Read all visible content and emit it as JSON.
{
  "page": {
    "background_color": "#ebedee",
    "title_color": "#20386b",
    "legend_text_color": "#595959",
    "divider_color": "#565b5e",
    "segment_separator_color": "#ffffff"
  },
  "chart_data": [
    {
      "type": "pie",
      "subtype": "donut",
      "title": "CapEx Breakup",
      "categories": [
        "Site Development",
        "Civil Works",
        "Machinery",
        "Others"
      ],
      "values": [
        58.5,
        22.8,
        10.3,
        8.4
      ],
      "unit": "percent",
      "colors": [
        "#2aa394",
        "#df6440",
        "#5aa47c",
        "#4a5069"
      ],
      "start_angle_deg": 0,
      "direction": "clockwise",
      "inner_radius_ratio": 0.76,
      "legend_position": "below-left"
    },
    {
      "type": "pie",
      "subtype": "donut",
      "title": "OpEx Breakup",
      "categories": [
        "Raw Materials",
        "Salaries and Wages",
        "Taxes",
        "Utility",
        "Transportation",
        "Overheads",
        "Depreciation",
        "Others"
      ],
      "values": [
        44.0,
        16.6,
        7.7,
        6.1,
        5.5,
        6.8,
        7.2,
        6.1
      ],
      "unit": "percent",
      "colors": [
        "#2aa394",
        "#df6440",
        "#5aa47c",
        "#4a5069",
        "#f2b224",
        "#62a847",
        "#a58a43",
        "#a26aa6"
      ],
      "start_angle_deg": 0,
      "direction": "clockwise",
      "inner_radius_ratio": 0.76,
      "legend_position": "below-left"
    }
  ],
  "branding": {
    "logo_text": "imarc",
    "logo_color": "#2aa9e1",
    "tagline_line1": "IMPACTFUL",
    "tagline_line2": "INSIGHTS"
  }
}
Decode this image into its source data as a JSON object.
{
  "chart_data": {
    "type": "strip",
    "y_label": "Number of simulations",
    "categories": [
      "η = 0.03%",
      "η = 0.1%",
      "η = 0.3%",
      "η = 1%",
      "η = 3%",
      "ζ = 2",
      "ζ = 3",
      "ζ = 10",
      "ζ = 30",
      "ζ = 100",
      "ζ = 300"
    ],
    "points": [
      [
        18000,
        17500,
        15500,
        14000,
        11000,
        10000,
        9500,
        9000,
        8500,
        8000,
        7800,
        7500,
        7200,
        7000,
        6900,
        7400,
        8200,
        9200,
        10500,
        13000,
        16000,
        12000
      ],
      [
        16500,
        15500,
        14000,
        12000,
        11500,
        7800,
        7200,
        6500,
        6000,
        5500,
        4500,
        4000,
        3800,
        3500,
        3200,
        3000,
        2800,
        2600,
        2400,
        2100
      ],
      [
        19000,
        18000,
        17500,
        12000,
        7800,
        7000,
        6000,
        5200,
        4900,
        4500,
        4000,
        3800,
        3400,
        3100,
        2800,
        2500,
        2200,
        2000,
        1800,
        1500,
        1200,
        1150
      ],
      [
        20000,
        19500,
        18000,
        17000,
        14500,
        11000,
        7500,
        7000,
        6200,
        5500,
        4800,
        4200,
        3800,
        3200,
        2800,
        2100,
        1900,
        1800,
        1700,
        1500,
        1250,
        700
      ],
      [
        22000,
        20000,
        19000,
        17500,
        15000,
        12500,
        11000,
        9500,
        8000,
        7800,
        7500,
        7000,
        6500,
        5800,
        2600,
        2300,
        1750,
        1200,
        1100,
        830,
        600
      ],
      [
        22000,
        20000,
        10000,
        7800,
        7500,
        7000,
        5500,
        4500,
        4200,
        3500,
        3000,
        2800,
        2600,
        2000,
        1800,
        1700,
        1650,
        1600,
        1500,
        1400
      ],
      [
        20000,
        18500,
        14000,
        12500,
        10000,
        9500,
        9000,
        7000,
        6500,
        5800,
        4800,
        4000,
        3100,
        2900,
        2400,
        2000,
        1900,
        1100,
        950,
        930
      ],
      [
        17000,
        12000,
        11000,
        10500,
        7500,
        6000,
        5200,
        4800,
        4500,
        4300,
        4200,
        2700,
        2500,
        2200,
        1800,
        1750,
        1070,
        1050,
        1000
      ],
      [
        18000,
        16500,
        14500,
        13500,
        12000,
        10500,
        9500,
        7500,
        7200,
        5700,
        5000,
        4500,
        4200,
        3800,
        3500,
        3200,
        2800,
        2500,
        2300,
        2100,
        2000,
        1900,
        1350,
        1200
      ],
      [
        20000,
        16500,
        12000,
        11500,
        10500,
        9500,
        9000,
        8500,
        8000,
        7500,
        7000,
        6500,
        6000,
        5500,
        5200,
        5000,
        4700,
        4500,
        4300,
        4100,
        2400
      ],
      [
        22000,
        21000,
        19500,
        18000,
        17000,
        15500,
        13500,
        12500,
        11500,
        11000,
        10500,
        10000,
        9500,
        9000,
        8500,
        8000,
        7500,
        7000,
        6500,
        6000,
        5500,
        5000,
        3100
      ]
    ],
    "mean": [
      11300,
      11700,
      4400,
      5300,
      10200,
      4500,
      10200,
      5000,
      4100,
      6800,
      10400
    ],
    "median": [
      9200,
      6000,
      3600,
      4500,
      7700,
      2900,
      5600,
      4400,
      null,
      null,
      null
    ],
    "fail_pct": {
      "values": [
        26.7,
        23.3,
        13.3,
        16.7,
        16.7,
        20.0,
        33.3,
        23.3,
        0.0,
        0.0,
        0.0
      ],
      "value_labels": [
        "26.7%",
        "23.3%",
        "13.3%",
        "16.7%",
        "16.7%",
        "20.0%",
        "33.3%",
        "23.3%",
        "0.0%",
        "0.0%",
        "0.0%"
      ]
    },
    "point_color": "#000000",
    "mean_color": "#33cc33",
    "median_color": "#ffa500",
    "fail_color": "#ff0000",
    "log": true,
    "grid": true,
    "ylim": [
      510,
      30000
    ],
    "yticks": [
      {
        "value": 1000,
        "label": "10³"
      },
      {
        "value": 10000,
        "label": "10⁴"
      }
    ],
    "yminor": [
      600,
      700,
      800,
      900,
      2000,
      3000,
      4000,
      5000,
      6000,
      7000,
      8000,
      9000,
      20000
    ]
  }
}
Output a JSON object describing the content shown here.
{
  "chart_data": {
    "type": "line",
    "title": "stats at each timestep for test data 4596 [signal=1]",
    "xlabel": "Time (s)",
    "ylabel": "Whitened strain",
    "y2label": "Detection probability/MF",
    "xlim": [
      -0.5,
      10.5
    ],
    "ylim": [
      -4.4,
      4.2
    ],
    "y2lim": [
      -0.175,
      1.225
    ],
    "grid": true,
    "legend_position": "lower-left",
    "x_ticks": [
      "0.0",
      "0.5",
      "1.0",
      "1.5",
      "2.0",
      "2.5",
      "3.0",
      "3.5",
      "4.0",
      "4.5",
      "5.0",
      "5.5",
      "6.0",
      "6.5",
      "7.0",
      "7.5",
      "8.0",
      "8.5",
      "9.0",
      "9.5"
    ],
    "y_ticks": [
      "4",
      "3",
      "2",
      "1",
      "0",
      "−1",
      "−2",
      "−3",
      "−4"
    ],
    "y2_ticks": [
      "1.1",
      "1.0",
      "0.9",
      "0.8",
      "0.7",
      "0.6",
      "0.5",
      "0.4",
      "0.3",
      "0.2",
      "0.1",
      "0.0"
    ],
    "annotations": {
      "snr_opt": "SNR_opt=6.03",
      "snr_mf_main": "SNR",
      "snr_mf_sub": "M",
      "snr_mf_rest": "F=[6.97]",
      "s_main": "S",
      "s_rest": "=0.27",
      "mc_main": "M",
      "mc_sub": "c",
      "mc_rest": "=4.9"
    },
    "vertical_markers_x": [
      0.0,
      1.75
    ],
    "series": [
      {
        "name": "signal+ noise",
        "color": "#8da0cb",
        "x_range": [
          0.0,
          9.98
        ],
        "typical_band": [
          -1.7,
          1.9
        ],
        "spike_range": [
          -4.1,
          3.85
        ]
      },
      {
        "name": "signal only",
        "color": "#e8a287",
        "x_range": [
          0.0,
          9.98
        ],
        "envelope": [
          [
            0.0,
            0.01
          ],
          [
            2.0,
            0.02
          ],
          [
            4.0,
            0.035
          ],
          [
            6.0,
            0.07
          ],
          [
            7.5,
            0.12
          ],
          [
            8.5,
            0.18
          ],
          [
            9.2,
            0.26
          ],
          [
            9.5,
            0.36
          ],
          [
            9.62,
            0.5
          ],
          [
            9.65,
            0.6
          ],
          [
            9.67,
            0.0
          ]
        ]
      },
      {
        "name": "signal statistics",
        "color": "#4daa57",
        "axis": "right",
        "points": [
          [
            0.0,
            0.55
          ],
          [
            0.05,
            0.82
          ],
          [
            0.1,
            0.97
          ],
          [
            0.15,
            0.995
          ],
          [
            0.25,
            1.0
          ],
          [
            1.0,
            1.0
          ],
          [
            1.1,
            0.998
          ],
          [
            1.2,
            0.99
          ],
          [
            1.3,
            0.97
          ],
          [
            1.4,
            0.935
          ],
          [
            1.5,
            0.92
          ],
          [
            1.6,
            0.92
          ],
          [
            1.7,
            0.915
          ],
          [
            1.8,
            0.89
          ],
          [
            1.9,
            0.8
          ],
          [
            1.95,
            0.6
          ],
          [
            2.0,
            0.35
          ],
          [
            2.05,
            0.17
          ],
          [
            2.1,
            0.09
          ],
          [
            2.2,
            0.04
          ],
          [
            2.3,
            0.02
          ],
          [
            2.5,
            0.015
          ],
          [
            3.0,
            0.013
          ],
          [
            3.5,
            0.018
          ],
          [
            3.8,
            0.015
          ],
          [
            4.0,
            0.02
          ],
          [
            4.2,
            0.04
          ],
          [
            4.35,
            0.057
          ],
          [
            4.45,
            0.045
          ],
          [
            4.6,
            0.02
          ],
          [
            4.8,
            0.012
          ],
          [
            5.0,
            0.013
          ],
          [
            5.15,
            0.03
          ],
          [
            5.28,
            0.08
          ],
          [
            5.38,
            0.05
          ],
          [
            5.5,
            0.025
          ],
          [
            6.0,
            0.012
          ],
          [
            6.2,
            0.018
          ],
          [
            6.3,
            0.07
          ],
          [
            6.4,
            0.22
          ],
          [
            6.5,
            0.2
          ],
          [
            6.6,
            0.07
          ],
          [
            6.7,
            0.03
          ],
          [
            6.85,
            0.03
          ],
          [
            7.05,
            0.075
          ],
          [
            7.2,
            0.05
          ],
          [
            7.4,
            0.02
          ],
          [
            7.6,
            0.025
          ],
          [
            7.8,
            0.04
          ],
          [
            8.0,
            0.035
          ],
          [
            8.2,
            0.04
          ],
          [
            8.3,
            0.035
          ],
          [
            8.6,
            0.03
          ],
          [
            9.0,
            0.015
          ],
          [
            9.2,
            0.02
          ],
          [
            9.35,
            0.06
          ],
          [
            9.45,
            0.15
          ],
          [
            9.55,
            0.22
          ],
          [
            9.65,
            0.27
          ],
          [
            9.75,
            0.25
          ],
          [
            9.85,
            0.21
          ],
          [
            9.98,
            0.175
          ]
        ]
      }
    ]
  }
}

→ **PROBLEM DETAILS**:
Pull out each line of the records holding the string "content".

→ **REPLY TO THE TASK**:
Read all visible content and emit it as JSON.
Output a JSON object describing the content shown here.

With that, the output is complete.